#### GIVEN REQUEST:
Scan the data below for the string "from". Show every line where it turns up.

=-=-=-=-=

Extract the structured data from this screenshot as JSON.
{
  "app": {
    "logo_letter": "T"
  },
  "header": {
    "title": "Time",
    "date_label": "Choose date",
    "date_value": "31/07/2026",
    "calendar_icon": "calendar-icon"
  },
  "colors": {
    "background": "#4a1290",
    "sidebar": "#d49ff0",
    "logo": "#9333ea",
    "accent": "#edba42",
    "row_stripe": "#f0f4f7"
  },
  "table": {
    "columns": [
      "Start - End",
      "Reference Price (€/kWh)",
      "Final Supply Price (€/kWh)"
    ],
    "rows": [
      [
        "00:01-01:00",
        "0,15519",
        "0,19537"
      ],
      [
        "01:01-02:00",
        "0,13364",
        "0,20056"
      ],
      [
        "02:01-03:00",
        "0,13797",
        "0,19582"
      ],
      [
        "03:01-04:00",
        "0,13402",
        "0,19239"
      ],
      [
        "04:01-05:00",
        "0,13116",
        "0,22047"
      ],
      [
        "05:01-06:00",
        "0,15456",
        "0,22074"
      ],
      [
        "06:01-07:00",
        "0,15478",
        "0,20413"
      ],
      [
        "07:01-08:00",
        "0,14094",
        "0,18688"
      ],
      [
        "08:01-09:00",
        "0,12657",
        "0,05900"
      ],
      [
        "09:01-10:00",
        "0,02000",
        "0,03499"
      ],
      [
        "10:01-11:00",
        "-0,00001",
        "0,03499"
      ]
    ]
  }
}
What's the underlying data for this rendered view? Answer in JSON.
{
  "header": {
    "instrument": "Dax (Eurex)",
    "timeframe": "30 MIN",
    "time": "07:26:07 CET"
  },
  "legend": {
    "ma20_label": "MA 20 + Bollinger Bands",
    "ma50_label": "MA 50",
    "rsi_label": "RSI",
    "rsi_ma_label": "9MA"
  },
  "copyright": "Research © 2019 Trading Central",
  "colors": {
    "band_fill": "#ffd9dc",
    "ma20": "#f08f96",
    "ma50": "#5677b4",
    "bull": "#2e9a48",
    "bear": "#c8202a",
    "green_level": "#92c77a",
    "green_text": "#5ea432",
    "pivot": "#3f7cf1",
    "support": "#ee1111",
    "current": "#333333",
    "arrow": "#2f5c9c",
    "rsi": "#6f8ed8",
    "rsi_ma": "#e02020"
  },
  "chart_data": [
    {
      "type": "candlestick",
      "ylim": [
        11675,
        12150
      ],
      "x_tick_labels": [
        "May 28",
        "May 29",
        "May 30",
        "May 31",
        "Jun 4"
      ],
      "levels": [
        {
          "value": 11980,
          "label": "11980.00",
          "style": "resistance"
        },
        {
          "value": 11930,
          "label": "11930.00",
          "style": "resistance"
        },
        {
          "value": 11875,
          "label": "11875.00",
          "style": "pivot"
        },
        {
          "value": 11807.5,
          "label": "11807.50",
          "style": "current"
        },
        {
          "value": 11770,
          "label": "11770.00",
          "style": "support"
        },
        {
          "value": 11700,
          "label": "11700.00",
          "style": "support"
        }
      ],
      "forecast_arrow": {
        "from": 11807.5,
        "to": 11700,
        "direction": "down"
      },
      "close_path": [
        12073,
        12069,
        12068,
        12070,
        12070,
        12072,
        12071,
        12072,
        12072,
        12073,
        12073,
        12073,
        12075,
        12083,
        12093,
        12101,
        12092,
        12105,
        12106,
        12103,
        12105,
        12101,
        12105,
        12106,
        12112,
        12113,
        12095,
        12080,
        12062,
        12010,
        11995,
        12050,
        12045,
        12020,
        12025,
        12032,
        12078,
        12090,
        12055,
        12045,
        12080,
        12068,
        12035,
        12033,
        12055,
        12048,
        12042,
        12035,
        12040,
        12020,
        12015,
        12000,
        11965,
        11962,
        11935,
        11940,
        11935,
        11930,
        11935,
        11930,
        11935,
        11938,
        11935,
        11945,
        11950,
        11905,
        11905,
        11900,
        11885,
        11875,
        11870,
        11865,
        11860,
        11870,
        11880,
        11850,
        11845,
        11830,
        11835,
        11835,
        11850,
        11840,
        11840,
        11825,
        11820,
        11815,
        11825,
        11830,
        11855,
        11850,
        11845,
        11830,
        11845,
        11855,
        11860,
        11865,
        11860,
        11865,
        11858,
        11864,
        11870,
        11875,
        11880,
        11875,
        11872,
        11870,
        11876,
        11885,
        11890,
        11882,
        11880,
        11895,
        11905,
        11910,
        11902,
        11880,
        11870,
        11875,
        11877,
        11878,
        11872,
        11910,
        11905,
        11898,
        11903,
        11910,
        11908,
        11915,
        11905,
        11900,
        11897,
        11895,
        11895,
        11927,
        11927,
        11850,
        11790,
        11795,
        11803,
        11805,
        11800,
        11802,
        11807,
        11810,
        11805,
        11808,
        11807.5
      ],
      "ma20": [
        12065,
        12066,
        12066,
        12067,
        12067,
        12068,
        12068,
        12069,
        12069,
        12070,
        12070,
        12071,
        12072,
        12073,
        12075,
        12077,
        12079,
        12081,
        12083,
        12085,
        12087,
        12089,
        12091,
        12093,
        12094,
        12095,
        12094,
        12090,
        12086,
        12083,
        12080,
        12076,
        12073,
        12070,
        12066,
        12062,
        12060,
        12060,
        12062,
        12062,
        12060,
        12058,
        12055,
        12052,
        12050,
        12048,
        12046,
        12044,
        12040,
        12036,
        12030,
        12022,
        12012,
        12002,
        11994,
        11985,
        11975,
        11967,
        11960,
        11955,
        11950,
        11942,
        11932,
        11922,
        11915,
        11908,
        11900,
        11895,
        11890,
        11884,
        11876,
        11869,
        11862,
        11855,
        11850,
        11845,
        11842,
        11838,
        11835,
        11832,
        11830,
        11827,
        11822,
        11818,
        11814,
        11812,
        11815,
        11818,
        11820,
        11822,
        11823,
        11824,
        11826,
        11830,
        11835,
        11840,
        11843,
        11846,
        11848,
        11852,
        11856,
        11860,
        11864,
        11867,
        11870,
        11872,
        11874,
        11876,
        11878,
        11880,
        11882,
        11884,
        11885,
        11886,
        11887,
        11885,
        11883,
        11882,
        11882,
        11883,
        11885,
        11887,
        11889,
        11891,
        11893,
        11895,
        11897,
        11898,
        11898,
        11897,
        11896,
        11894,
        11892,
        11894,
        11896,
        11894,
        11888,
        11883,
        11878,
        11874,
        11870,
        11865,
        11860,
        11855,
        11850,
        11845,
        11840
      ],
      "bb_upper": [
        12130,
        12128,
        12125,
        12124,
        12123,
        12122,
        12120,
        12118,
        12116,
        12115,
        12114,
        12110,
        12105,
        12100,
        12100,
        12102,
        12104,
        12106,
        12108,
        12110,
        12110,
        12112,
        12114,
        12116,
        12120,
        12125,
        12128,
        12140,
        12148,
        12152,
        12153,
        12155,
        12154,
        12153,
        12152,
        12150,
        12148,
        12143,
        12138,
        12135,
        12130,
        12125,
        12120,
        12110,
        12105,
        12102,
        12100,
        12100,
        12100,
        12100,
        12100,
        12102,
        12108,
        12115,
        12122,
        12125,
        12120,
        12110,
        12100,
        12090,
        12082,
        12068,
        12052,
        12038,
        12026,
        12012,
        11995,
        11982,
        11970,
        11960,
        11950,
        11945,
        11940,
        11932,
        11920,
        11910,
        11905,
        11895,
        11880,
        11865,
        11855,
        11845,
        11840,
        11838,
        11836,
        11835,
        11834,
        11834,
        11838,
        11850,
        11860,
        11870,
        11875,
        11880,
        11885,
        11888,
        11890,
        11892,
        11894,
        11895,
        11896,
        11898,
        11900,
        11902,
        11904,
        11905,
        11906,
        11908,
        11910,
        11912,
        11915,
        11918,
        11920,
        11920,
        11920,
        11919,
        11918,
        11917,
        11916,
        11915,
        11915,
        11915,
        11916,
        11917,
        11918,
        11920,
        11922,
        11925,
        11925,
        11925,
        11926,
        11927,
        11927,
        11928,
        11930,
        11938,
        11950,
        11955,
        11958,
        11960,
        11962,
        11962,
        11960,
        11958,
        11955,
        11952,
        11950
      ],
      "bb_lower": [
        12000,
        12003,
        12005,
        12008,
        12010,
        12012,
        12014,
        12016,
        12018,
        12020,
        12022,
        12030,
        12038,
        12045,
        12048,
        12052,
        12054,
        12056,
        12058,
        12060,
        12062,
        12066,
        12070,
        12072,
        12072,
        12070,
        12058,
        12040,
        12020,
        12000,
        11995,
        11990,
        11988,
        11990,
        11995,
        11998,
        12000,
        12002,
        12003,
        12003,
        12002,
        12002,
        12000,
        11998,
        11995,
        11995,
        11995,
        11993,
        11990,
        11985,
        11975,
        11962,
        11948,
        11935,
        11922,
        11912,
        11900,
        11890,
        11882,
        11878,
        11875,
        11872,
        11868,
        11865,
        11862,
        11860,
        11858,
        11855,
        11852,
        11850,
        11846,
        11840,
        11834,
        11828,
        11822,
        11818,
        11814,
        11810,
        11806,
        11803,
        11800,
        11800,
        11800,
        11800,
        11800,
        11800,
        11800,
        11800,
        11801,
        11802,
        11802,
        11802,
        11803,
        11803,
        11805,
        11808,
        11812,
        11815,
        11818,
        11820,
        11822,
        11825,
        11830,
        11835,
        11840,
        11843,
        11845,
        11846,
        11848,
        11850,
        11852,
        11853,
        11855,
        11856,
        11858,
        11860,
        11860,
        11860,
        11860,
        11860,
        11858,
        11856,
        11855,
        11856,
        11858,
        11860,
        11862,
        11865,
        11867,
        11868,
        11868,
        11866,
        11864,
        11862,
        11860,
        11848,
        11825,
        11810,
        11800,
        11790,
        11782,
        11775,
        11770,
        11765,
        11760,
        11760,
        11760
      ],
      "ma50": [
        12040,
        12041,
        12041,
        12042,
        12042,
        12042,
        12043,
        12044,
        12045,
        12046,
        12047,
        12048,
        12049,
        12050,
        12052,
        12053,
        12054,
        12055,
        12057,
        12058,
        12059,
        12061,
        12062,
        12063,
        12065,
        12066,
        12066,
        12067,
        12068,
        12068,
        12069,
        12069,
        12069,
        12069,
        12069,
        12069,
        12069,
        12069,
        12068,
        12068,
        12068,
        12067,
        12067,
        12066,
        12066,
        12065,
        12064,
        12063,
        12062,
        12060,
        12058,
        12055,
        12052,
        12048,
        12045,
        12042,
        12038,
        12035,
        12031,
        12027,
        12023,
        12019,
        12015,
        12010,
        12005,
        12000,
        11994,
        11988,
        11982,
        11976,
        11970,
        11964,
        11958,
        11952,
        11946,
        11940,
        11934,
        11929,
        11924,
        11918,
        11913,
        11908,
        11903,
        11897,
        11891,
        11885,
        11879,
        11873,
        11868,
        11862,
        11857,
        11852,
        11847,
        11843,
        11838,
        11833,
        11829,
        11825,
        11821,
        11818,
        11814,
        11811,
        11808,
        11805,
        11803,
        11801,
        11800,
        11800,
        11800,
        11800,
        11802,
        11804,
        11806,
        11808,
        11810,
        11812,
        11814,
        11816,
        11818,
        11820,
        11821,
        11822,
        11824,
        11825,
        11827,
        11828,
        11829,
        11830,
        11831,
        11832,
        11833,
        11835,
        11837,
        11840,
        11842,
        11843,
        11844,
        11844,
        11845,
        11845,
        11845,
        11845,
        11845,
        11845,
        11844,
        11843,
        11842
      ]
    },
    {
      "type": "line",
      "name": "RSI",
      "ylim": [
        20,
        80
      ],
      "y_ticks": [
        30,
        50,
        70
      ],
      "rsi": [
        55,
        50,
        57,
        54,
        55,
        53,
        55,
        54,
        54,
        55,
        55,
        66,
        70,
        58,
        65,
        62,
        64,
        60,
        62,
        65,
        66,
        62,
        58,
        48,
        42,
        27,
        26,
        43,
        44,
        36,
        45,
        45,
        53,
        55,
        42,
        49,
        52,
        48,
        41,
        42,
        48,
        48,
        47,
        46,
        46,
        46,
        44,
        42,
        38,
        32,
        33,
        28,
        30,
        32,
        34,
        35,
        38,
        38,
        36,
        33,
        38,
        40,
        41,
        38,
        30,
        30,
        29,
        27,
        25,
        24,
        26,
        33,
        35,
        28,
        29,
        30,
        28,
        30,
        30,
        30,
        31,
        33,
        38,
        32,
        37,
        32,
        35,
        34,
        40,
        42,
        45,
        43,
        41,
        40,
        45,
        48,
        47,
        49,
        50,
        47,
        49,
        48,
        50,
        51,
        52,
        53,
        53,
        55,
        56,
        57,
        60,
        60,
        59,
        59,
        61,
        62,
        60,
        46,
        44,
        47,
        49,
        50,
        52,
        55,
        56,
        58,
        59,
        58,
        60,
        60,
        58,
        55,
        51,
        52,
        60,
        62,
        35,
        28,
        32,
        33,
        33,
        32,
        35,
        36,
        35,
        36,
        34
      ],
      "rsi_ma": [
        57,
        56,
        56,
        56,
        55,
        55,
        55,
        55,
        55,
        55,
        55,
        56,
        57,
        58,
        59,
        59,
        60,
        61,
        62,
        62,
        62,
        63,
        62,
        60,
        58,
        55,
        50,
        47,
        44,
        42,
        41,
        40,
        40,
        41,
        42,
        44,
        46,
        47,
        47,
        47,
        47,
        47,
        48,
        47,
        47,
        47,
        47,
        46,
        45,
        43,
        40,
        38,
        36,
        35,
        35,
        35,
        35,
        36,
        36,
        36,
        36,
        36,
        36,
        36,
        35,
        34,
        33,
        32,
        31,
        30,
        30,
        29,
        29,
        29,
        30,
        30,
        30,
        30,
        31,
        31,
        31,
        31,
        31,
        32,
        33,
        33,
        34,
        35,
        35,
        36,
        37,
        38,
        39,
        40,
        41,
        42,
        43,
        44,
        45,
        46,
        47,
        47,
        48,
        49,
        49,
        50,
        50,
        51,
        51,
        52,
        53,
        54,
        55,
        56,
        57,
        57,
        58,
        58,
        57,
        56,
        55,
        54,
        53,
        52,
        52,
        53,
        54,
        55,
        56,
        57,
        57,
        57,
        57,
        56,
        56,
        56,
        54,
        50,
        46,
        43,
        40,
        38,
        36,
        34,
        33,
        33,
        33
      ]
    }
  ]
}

=-=-=-=-=

#### EXERCISE SOLUTION:
Extract the structured data from this screenshot as JSON.
        "from": 11807.5,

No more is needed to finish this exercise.